Exercise requirements ▸ Wherever a line in the data below holds "label", copy that line.

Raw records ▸
# # # # # # #

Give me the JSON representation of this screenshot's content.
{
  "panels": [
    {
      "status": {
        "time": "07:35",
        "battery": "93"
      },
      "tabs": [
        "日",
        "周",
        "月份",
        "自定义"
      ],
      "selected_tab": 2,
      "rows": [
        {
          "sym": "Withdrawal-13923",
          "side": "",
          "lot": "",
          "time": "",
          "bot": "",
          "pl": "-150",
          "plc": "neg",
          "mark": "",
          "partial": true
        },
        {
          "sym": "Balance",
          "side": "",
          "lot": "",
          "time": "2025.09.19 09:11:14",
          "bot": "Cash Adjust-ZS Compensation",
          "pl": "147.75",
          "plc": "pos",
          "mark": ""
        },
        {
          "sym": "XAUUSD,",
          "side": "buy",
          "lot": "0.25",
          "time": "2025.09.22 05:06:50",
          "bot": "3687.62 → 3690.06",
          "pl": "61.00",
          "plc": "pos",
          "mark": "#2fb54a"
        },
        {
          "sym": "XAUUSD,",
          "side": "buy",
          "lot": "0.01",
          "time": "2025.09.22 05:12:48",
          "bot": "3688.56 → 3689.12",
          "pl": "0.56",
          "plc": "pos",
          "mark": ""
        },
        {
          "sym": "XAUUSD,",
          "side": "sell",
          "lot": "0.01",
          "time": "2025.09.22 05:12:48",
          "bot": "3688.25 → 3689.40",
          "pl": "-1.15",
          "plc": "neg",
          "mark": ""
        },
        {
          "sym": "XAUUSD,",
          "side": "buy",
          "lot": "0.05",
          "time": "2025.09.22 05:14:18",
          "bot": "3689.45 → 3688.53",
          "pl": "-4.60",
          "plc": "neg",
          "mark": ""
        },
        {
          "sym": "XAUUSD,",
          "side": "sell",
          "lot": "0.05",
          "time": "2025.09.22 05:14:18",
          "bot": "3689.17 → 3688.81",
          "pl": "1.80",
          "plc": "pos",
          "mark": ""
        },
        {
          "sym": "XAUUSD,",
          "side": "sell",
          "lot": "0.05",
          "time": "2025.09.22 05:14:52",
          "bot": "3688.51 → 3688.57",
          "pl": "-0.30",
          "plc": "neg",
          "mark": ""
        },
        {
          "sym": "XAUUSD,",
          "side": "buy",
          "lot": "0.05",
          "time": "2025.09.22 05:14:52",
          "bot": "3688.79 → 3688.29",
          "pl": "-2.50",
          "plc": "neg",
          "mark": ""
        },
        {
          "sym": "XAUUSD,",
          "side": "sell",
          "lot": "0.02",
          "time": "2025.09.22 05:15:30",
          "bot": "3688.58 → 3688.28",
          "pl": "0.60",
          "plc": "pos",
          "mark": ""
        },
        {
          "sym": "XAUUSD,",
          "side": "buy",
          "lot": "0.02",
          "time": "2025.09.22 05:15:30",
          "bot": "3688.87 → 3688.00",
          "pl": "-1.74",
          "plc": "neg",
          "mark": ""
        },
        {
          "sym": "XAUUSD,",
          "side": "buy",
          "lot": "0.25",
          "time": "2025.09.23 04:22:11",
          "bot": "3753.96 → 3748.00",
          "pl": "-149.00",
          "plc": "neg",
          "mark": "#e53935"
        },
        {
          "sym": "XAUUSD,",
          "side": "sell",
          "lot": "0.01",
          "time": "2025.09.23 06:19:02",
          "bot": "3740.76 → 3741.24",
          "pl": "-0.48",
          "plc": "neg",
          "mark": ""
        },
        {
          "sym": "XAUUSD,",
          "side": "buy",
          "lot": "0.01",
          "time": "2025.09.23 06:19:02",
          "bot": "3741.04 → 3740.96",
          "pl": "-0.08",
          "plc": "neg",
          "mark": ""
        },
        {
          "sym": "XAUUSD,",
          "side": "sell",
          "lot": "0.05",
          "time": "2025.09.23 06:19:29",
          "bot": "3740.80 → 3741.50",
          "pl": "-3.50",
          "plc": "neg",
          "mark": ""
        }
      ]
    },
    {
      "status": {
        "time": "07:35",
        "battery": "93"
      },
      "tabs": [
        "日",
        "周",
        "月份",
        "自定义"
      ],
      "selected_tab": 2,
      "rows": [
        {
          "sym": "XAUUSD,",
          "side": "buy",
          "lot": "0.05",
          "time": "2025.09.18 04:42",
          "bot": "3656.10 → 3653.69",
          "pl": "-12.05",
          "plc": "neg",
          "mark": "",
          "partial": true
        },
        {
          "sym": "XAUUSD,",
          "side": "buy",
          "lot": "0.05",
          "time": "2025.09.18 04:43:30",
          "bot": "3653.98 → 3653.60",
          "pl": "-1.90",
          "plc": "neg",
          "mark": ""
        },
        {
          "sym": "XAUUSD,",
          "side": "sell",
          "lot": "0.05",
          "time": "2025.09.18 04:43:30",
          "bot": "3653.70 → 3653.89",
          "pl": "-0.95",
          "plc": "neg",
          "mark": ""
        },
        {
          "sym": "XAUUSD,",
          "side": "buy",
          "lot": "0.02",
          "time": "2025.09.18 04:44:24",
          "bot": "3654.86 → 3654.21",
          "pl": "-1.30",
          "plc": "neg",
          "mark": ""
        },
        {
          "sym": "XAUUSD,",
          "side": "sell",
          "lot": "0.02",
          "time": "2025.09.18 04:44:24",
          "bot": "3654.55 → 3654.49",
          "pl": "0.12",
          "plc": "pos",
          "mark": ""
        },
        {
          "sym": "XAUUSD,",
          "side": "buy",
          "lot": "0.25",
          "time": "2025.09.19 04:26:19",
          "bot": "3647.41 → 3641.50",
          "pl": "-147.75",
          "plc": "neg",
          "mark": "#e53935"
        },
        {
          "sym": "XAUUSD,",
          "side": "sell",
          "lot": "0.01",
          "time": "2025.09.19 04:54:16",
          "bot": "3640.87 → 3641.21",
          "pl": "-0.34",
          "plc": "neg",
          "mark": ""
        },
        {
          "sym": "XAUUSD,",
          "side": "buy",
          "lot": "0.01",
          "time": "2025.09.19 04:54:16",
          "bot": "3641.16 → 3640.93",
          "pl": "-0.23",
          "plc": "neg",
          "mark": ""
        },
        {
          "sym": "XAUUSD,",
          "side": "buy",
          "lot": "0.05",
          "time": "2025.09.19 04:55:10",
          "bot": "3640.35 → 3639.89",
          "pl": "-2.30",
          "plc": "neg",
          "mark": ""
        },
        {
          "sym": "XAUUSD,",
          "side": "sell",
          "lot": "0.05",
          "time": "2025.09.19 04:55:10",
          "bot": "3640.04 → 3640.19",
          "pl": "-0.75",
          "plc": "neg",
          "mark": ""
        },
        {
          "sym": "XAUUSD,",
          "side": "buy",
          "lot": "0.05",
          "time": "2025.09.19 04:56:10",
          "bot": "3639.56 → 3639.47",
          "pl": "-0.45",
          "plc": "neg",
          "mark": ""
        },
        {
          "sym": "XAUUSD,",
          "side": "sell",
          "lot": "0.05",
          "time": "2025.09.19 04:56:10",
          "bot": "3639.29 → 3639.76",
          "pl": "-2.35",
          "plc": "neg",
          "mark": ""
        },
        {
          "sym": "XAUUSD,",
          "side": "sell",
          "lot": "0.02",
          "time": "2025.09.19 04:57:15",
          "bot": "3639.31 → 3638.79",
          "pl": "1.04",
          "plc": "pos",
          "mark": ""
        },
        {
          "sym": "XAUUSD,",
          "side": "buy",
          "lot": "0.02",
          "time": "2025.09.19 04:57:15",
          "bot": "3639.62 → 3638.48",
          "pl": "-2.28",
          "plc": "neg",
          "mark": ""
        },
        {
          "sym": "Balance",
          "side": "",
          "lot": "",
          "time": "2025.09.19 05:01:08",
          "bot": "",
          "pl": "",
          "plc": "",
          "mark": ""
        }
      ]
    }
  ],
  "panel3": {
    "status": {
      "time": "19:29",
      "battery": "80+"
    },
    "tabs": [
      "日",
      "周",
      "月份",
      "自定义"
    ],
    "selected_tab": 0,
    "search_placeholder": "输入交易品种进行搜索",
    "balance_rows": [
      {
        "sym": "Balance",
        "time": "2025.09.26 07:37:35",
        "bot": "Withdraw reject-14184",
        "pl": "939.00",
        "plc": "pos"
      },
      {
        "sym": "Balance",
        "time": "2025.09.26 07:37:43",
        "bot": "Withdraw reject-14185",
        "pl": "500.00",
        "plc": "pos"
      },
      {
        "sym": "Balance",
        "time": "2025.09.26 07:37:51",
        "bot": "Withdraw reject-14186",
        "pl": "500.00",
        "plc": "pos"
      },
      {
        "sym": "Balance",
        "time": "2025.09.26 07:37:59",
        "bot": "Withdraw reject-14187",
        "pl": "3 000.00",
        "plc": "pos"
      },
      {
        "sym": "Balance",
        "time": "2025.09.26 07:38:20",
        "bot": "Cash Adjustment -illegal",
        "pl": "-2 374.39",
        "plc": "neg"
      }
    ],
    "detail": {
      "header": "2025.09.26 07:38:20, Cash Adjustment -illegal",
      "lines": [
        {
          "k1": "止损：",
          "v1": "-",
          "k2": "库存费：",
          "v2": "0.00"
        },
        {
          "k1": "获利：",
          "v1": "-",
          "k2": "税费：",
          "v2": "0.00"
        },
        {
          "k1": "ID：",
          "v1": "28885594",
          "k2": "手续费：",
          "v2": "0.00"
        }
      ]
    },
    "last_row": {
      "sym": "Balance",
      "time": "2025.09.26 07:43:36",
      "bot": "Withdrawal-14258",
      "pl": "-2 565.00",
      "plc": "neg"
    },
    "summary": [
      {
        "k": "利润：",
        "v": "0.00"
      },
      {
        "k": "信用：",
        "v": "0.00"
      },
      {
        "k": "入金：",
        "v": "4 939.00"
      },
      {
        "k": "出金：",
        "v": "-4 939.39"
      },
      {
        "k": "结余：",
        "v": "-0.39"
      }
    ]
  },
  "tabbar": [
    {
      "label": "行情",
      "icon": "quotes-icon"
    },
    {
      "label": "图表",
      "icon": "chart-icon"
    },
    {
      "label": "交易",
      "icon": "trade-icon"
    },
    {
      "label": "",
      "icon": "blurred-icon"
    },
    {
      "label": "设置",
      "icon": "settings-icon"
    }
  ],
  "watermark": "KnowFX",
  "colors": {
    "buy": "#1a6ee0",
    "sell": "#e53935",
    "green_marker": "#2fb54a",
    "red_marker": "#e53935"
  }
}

# # # # # # #

Output for this exercise ▸
      "label": "行情",
      "label": "图表",
      "label": "交易",
      "label": "",
      "label": "设置",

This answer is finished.